Task goal: Reproduce the full listing that appears beneath this instruction exactly.

──────── Task material ────────

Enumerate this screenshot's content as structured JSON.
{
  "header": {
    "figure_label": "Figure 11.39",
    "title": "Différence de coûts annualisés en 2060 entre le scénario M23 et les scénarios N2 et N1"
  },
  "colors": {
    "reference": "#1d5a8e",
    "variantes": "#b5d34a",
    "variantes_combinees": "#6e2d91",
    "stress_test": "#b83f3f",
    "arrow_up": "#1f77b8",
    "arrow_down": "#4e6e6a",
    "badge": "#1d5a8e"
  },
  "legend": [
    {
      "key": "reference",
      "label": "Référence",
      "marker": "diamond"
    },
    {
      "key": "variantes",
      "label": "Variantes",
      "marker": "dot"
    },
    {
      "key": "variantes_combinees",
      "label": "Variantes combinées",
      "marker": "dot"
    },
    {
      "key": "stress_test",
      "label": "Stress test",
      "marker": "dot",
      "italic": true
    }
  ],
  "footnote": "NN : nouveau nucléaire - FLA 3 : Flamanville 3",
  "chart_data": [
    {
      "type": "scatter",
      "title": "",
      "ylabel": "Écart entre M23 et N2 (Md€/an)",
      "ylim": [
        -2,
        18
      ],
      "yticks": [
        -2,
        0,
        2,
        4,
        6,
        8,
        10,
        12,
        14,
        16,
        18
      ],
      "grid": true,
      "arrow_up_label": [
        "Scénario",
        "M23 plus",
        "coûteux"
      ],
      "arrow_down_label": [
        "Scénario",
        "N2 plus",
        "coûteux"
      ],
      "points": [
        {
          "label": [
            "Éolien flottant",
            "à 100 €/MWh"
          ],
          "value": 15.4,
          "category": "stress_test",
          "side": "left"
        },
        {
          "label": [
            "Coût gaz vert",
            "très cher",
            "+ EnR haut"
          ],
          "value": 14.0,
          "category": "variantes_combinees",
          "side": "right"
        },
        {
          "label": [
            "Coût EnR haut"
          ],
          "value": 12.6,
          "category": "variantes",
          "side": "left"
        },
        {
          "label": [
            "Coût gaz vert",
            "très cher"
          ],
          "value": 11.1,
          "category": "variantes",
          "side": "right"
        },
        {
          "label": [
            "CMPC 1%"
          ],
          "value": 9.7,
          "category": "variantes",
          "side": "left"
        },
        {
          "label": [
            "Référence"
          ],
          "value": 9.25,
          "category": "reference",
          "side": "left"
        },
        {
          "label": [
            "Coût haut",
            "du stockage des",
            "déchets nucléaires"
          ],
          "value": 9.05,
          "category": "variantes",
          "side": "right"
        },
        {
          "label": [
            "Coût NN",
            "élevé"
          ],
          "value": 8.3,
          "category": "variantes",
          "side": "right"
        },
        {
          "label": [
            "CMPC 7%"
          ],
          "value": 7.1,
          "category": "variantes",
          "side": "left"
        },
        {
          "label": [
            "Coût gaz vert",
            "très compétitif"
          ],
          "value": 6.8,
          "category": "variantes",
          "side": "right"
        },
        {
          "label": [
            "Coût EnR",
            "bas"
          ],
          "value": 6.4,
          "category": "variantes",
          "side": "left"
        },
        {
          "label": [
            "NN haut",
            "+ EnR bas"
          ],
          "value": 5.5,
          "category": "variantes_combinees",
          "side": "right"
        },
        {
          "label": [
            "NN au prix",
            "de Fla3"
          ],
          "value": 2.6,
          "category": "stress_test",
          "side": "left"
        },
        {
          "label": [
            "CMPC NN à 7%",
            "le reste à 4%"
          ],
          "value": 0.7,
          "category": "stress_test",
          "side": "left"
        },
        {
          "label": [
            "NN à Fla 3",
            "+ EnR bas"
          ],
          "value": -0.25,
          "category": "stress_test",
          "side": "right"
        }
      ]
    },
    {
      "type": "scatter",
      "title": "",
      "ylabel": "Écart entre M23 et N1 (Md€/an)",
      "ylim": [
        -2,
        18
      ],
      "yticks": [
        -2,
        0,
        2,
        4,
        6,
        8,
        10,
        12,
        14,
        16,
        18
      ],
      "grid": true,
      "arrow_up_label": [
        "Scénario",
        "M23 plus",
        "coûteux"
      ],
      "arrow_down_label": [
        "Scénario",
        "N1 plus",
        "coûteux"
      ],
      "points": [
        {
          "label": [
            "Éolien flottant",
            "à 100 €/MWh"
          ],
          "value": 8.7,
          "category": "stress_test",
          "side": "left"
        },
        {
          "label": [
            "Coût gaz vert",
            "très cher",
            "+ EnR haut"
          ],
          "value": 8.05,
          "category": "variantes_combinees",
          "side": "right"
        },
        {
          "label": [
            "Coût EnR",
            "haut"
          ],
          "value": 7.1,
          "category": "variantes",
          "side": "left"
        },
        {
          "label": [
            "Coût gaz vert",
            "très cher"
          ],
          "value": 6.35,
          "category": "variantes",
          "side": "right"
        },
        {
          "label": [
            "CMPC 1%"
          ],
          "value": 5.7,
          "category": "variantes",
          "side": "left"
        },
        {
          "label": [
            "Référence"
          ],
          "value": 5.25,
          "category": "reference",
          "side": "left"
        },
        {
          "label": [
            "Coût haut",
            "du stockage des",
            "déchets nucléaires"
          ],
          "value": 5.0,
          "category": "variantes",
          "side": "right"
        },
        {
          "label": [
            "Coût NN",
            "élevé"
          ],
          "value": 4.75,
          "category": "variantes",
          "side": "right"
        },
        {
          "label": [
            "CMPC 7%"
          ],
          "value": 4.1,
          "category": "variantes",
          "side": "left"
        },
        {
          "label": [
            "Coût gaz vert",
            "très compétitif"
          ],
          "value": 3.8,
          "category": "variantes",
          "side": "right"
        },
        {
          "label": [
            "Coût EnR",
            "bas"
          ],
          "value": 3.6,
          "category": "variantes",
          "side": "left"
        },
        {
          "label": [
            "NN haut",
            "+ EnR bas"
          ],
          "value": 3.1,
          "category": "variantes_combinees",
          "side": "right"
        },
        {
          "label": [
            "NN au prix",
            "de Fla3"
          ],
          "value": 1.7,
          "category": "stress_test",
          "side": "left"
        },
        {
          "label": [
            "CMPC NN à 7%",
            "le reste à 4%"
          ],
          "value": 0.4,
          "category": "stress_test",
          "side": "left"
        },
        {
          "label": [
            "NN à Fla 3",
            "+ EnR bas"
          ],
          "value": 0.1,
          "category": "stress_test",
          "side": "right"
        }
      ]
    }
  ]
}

────────

Reply:
Enumerate this screenshot's content as structured JSON.
{
  "header": {
    "figure_label": "Figure 11.39",
    "title": "Différence de coûts annualisés en 2060 entre le scénario M23 et les scénarios N2 et N1"
  },
  "colors": {
    "reference": "#1d5a8e",
    "variantes": "#b5d34a",
    "variantes_combinees": "#6e2d91",
    "stress_test": "#b83f3f",
    "arrow_up": "#1f77b8",
    "arrow_down": "#4e6e6a",
    "badge": "#1d5a8e"
  },
  "legend": [
    {
      "key": "reference",
      "label": "Référence",
      "marker": "diamond"
    },
    {
      "key": "variantes",
      "label": "Variantes",
      "marker": "dot"
    },
    {
      "key": "variantes_combinees",
      "label": "Variantes combinées",
      "marker": "dot"
    },
    {
      "key": "stress_test",
      "label": "Stress test",
      "marker": "dot",
      "italic": true
    }
  ],
  "footnote": "NN : nouveau nucléaire - FLA 3 : Flamanville 3",
  "chart_data": [
    {
      "type": "scatter",
      "title": "",
      "ylabel": "Écart entre M23 et N2 (Md€/an)",
      "ylim": [
        -2,
        18
      ],
      "yticks": [
        -2,
        0,
        2,
        4,
        6,
        8,
        10,
        12,
        14,
        16,
        18
      ],
      "grid": true,
      "arrow_up_label": [
        "Scénario",
        "M23 plus",
        "coûteux"
      ],
      "arrow_down_label": [
        "Scénario",
        "N2 plus",
        "coûteux"
      ],
      "points": [
        {
          "label": [
            "Éolien flottant",
            "à 100 €/MWh"
          ],
          "value": 15.4,
          "category": "stress_test",
          "side": "left"
        },
        {
          "label": [
            "Coût gaz vert",
            "très cher",
            "+ EnR haut"
          ],
          "value": 14.0,
          "category": "variantes_combinees",
          "side": "right"
        },
        {
          "label": [
            "Coût EnR haut"
          ],
          "value": 12.6,
          "category": "variantes",
          "side": "left"
        },
        {
          "label": [
            "Coût gaz vert",
            "très cher"
          ],
          "value": 11.1,
          "category": "variantes",
          "side": "right"
        },
        {
          "label": [
            "CMPC 1%"
          ],
          "value": 9.7,
          "category": "variantes",
          "side": "left"
        },
        {
          "label": [
            "Référence"
          ],
          "value": 9.25,
          "category": "reference",
          "side": "left"
        },
        {
          "label": [
            "Coût haut",
            "du stockage des",
            "déchets nucléaires"
          ],
          "value": 9.05,
          "category": "variantes",
          "side": "right"
        },
        {
          "label": [
            "Coût NN",
            "élevé"
          ],
          "value": 8.3,
          "category": "variantes",
          "side": "right"
        },
        {
          "label": [
            "CMPC 7%"
          ],
          "value": 7.1,
          "category": "variantes",
          "side": "left"
        },
        {
          "label": [
            "Coût gaz vert",
            "très compétitif"
          ],
          "value": 6.8,
          "category": "variantes",
          "side": "right"
        },
        {
          "label": [
            "Coût EnR",
            "bas"
          ],
          "value": 6.4,
          "category": "variantes",
          "side": "left"
        },
        {
          "label": [
            "NN haut",
            "+ EnR bas"
          ],
          "value": 5.5,
          "category": "variantes_combinees",
          "side": "right"
        },
        {
          "label": [
            "NN au prix",
            "de Fla3"
          ],
          "value": 2.6,
          "category": "stress_test",
          "side": "left"
        },
        {
          "label": [
            "CMPC NN à 7%",
            "le reste à 4%"
          ],
          "value": 0.7,
          "category": "stress_test",
          "side": "left"
        },
        {
          "label": [
            "NN à Fla 3",
            "+ EnR bas"
          ],
          "value": -0.25,
          "category": "stress_test",
          "side": "right"
        }
      ]
    },
    {
      "type": "scatter",
      "title": "",
      "ylabel": "Écart entre M23 et N1 (Md€/an)",
      "ylim": [
        -2,
        18
      ],
      "yticks": [
        -2,
        0,
        2,
        4,
        6,
        8,
        10,
        12,
        14,
        16,
        18
      ],
      "grid": true,
      "arrow_up_label": [
        "Scénario",
        "M23 plus",
        "coûteux"
      ],
      "arrow_down_label": [
        "Scénario",
        "N1 plus",
        "coûteux"
      ],
      "points": [
        {
          "label": [
            "Éolien flottant",
            "à 100 €/MWh"
          ],
          "value": 8.7,
          "category": "stress_test",
          "side": "left"
        },
        {
          "label": [
            "Coût gaz vert",
            "très cher",
            "+ EnR haut"
          ],
          "value": 8.05,
          "category": "variantes_combinees",
          "side": "right"
        },
        {
          "label": [
            "Coût EnR",
            "haut"
          ],
          "value": 7.1,
          "category": "variantes",
          "side": "left"
        },
        {
          "label": [
            "Coût gaz vert",
            "très cher"
          ],
          "value": 6.35,
          "category": "variantes",
          "side": "right"
        },
        {
          "label": [
            "CMPC 1%"
          ],
          "value": 5.7,
          "category": "variantes",
          "side": "left"
        },
        {
          "label": [
            "Référence"
          ],
          "value": 5.25,
          "category": "reference",
          "side": "left"
        },
        {
          "label": [
            "Coût haut",
            "du stockage des",
            "déchets nucléaires"
          ],
          "value": 5.0,
          "category": "variantes",
          "side": "right"
        },
        {
          "label": [
            "Coût NN",
            "élevé"
          ],
          "value": 4.75,
          "category": "variantes",
          "side": "right"
        },
        {
          "label": [
            "CMPC 7%"
          ],
          "value": 4.1,
          "category": "variantes",
          "side": "left"
        },
        {
          "label": [
            "Coût gaz vert",
            "très compétitif"
          ],
          "value": 3.8,
          "category": "variantes",
          "side": "right"
        },
        {
          "label": [
            "Coût EnR",
            "bas"
          ],
          "value": 3.6,
          "category": "variantes",
          "side": "left"
        },
        {
          "label": [
            "NN haut",
            "+ EnR bas"
          ],
          "value": 3.1,
          "category": "variantes_combinees",
          "side": "right"
        },
        {
          "label": [
            "NN au prix",
            "de Fla3"
          ],
          "value": 1.7,
          "category": "stress_test",
          "side": "left"
        },
        {
          "label": [
            "CMPC NN à 7%",
            "le reste à 4%"
          ],
          "value": 0.4,
          "category": "stress_test",
          "side": "left"
        },
        {
          "label": [
            "NN à Fla 3",
            "+ EnR bas"
          ],
          "value": 0.1,
          "category": "stress_test",
          "side": "right"
        }
      ]
    }
  ]
}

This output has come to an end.